■ **The task**
Sift the material for lines containing "delta", and return them.

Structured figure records
---+---
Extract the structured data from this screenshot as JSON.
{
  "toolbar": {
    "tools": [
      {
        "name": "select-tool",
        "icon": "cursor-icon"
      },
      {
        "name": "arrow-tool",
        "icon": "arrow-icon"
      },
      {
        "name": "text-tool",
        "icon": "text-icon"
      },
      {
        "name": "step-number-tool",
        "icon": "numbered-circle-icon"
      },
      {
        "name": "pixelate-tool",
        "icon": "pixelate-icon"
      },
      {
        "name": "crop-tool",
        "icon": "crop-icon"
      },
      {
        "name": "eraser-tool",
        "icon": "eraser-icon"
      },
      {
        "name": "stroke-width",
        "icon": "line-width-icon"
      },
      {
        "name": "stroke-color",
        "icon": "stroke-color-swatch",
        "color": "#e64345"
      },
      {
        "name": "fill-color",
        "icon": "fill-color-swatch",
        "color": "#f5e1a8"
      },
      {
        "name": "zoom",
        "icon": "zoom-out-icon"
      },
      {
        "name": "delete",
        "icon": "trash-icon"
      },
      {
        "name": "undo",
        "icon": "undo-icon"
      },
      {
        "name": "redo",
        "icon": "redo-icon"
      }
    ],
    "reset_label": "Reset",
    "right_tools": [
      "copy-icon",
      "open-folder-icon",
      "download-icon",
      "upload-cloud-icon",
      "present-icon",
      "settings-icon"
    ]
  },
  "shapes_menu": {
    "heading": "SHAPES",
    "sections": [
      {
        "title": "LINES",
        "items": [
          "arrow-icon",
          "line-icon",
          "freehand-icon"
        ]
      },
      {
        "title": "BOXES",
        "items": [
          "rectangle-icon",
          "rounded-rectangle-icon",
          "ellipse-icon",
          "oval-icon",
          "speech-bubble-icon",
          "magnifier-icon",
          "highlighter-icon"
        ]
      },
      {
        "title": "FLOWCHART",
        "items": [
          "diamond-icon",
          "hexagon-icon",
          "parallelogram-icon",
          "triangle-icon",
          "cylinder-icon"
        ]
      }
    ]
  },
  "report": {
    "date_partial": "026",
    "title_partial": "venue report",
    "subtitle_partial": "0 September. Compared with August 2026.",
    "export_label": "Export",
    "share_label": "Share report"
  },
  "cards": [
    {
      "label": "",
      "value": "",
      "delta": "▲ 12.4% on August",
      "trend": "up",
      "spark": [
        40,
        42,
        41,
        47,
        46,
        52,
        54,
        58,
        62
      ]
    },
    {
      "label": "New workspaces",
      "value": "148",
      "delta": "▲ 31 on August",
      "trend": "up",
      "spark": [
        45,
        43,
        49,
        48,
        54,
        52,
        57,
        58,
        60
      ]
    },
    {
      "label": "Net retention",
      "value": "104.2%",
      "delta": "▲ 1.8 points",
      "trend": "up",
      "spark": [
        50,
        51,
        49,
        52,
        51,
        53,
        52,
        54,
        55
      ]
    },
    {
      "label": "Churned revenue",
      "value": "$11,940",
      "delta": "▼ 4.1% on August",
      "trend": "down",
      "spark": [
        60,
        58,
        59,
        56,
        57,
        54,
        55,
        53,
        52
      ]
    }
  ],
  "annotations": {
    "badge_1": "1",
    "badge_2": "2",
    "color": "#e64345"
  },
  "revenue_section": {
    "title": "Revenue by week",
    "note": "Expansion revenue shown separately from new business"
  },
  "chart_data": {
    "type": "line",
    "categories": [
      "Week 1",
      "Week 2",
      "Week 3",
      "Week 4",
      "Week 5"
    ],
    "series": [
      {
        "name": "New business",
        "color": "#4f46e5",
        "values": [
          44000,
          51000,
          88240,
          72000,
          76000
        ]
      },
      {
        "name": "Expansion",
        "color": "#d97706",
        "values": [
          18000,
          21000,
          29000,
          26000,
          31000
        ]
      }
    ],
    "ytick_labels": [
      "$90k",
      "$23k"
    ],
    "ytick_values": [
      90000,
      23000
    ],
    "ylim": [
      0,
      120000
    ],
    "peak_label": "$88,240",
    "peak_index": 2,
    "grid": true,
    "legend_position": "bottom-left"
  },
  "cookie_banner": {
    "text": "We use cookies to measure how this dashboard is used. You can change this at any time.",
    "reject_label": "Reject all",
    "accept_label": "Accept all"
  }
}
---+---
■ **Expected output**
      "delta": "▲ 12.4% on August",
      "delta": "▲ 31 on August",
      "delta": "▲ 1.8 points",
      "delta": "▼ 4.1% on August",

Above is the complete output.